=== Aim ===
Reply only with how many lines contain the word "dibaca".

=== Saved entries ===

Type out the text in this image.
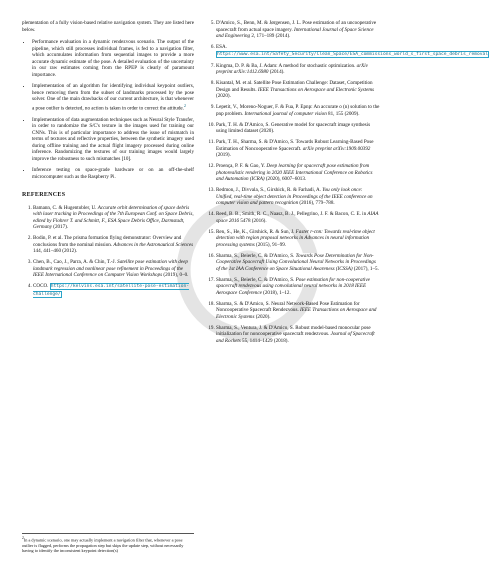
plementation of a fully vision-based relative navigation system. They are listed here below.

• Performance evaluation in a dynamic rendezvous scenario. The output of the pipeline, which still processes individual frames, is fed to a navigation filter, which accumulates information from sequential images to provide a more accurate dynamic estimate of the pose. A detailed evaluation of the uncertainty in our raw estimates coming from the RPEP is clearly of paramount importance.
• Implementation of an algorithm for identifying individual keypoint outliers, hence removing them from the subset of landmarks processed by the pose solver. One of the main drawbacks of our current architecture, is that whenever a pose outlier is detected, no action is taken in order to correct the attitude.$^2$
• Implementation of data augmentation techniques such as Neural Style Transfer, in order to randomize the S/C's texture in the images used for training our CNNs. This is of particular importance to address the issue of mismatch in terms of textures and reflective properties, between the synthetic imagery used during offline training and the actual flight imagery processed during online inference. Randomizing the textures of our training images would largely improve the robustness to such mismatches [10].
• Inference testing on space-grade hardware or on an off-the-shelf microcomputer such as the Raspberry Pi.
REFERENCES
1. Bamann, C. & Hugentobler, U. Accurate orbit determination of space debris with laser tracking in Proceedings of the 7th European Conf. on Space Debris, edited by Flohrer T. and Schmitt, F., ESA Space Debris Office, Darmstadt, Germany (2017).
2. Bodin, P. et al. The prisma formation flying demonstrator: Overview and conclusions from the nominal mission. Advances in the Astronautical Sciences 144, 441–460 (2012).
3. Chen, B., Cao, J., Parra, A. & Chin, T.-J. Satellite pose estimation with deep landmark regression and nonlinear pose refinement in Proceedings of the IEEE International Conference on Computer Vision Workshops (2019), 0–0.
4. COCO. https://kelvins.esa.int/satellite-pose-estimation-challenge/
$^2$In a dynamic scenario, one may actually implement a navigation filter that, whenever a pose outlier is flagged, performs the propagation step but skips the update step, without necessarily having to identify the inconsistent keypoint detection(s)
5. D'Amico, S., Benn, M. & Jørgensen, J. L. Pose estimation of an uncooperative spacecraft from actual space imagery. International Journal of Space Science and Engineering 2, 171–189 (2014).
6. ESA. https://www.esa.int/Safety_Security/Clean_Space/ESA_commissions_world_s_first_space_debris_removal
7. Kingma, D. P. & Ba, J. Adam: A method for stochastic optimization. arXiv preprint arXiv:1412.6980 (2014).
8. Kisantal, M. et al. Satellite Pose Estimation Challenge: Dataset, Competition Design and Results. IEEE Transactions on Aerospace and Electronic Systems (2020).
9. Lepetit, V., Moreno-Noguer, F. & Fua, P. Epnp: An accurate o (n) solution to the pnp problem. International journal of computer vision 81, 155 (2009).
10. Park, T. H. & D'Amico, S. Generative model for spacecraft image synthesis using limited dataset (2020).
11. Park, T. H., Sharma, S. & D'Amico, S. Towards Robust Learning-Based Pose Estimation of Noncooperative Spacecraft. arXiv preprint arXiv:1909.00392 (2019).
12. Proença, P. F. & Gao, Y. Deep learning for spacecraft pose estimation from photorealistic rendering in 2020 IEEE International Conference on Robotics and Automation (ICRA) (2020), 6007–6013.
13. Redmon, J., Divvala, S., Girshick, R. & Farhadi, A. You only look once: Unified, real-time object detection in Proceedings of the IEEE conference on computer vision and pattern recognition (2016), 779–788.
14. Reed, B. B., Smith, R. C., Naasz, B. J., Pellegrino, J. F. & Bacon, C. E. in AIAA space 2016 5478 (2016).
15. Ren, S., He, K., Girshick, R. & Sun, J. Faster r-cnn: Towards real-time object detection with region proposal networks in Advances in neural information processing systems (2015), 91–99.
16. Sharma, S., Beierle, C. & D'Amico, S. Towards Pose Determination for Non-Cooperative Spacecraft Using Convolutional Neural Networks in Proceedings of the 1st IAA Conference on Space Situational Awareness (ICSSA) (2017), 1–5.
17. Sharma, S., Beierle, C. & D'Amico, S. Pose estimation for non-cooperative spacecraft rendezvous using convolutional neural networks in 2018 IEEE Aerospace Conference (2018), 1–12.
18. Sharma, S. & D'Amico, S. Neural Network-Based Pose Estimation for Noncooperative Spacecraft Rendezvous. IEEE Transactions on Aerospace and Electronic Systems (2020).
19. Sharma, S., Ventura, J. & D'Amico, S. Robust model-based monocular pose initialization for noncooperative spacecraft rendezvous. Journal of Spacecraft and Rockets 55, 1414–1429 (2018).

--

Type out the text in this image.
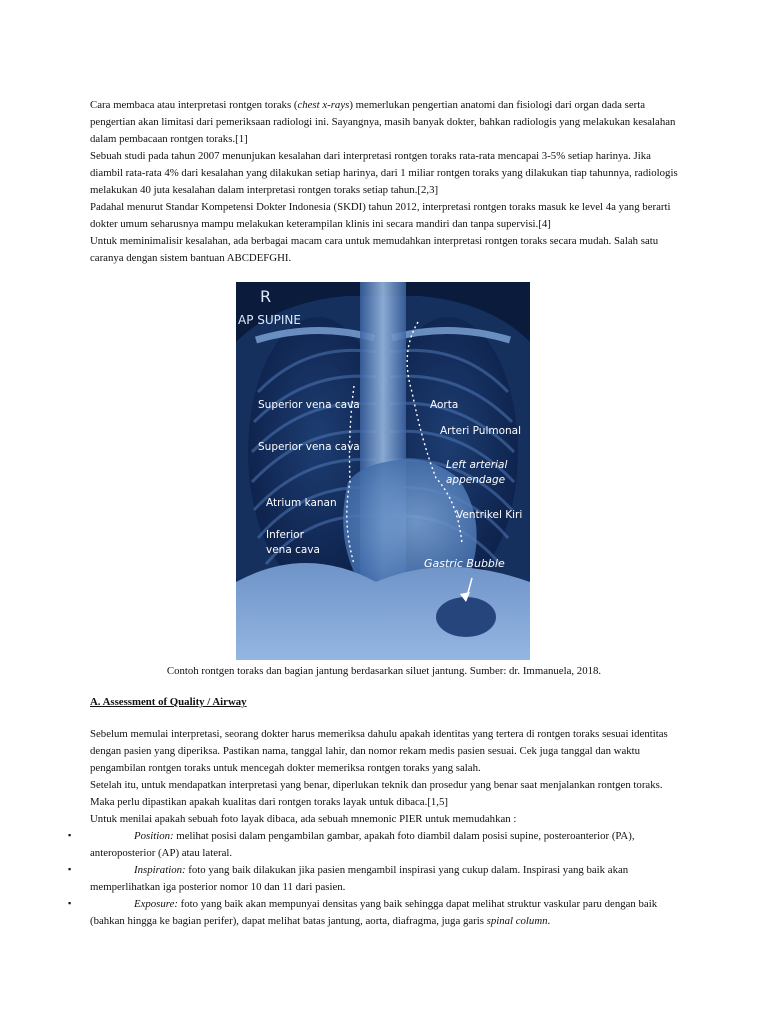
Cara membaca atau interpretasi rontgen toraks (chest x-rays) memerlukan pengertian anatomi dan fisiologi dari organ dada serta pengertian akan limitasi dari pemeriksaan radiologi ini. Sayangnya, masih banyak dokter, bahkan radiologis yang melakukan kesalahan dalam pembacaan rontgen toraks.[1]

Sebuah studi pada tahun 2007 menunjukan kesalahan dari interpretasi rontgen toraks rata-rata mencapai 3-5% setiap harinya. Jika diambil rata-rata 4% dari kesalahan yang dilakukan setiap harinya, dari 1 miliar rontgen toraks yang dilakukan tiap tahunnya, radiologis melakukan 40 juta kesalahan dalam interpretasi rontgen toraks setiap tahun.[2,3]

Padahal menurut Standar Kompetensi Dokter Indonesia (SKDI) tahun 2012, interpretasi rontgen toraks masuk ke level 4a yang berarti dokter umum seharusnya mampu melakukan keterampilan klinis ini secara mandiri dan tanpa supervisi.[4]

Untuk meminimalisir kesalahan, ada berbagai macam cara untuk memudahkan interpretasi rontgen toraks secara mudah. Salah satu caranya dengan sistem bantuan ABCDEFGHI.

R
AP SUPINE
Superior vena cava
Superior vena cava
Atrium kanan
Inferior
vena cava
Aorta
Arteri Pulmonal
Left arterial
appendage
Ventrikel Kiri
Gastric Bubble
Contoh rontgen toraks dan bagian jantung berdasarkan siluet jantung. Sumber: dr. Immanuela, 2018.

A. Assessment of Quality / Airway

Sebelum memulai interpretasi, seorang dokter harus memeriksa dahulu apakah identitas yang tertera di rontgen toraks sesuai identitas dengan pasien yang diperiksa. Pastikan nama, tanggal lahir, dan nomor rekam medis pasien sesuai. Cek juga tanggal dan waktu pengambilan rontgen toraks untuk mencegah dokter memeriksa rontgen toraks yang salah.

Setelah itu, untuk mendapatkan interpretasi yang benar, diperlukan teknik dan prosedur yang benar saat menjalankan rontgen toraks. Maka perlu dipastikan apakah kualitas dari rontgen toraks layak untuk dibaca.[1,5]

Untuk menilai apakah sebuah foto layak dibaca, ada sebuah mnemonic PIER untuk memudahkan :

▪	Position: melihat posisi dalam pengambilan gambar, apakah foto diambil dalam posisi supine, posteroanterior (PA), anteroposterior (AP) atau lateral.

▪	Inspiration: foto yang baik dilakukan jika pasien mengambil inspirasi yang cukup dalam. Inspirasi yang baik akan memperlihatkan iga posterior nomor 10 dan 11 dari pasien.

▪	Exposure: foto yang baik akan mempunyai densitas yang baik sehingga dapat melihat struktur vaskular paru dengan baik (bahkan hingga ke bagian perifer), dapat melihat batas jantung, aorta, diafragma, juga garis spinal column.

=== Written solution ===
2